Dê prosseguimento ao texto sobre o xadrez e a convivência com pessoas que só sabem reclamar, a partir da última frase apresentada.

* **Bloco de texto**:

:::::

Por Gino Martins Borges Bastos
Em meus imensos estudos de xadrez, desde a juventude até chegar à chamada melhor idade, uma lição sempre parecia ocupar um lugar central: evitar a convivência com pessoas que só sabem reclamar.
Os técnicos de xadrez ensinam cedo que há partidas vencidas antes mesmo do primeiro movimento. Não basta conhecer aberturas nem decorar finais brilhantes; é preciso escolher, ao redor do tabuleiro, quem soma silêncio, visão e coragem.
Os que apenas reclamam são como relógios quebrados sobre a mesa: consomem o tempo, desorganizam a mente e transformam cada possibilidade em anúncio de derrota.
O enxadrista aprende que o pensamento é terreno fértil. Se ele é cercado pela névoa constante das queixas, os cavalos hesitam, as torres perdem o horizonte e até a rainha parece menor diante do medo alheio.

:::::

* **Dados fornecidos**:
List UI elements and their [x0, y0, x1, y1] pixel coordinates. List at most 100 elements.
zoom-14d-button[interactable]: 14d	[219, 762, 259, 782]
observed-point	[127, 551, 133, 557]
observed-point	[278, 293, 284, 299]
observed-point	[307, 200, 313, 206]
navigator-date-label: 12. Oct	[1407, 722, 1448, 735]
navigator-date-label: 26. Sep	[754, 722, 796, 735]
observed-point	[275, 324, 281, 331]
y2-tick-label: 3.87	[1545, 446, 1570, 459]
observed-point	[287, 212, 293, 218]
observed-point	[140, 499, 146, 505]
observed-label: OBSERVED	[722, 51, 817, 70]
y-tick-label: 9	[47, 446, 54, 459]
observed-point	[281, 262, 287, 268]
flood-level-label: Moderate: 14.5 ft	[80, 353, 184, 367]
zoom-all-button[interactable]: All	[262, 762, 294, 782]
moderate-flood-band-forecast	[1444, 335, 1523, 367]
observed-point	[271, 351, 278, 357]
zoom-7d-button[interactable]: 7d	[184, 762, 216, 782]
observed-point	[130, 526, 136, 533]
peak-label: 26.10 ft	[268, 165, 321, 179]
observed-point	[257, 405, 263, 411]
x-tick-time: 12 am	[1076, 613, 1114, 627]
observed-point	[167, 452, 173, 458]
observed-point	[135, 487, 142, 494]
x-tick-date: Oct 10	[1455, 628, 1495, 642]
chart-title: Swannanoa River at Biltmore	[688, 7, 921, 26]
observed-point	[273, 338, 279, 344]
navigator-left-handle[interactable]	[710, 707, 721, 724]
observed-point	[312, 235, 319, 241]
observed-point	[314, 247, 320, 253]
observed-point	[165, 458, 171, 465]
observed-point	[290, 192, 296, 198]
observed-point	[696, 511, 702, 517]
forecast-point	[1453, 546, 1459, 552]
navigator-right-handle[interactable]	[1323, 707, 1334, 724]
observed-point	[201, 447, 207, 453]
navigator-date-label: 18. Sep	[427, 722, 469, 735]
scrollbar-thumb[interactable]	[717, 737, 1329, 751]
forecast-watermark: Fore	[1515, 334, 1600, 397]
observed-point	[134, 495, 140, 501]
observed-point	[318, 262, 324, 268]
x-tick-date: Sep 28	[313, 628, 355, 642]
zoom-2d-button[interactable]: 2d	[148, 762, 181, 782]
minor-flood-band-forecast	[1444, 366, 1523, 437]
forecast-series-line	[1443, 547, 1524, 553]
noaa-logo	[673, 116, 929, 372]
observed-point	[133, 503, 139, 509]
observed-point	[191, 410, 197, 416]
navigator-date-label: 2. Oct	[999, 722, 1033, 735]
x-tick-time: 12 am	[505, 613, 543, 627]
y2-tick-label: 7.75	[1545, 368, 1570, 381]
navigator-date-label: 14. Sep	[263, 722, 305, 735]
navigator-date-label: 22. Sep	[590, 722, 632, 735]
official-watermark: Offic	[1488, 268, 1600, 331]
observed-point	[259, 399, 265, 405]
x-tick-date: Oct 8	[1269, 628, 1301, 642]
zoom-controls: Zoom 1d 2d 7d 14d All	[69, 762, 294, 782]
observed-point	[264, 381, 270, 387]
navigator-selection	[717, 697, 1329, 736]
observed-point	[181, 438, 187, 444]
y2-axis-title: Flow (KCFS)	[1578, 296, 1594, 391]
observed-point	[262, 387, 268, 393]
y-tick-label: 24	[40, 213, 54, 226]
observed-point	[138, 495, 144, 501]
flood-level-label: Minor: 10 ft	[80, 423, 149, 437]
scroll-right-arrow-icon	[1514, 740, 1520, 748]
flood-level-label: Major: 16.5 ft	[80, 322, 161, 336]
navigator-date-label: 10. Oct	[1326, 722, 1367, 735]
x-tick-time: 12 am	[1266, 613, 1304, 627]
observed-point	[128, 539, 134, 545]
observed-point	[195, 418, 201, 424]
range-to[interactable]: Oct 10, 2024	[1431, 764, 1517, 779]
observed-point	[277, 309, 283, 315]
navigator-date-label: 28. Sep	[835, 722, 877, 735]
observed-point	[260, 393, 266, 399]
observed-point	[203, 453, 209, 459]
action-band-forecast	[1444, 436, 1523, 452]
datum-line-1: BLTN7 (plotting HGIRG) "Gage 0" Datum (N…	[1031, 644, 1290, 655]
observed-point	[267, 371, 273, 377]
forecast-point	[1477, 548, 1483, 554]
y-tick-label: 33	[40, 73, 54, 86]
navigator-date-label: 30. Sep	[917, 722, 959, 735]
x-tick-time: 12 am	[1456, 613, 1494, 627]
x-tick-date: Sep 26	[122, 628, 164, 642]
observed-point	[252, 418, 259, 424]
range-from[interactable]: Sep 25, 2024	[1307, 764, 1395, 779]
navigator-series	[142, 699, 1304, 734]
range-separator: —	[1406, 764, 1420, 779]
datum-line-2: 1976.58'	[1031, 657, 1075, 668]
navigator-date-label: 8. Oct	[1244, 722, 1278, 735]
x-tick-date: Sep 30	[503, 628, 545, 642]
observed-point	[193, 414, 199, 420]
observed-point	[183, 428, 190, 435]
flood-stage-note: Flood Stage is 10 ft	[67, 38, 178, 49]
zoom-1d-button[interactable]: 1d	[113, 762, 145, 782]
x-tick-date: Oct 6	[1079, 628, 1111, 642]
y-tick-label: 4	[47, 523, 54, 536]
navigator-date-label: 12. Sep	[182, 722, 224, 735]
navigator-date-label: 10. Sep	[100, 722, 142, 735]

:::::

* **Resultado**:
Por isso, afastar-se não é desprezo; é estratégia de sobrevivência. Há pessoas que enxergam armadilhas em toda estrada e esquecem que também existem jogadas geniais. Vivem dizendo “não dá”, enquanto a vida espera apenas um movimento preciso de confiança.
O verdadeiro jogador de xadrez protege a própria mente como protege o rei: com atenção, paciência e distância segura do caos inútil.
Porque quem só reclama quase nunca percebe o instante exato em que a partida pode virar.